# Record set
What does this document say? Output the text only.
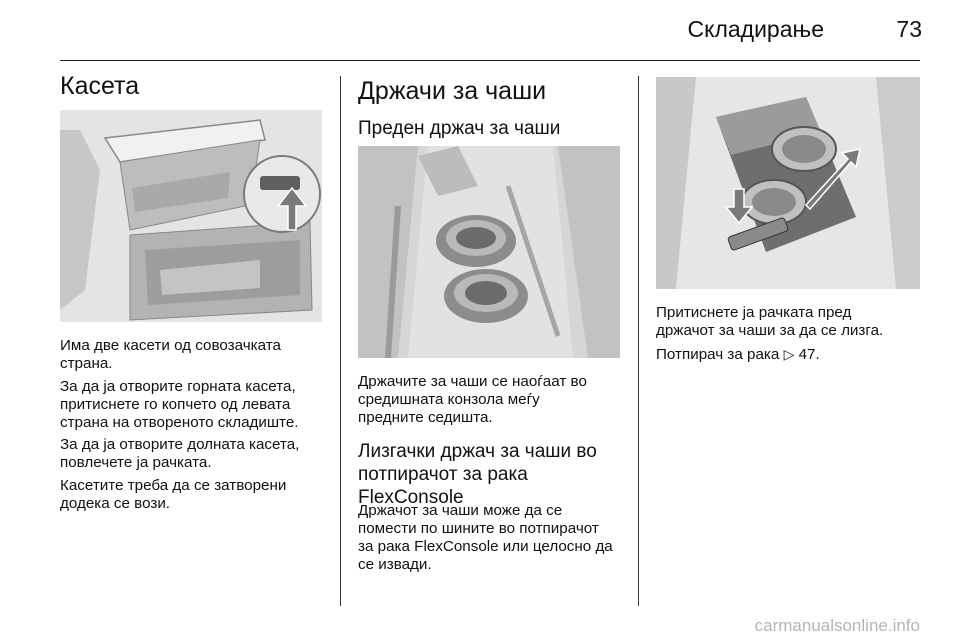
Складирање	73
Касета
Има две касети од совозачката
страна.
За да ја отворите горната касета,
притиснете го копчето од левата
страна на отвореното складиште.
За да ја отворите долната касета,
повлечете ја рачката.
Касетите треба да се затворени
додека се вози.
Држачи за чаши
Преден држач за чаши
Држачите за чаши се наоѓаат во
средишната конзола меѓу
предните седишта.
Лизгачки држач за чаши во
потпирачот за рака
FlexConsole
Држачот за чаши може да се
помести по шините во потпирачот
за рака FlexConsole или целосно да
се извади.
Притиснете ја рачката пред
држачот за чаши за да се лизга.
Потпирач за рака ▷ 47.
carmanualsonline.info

# Short problem
State how many lines above contain the string "чаши", with no other words.

# Answer to this task
6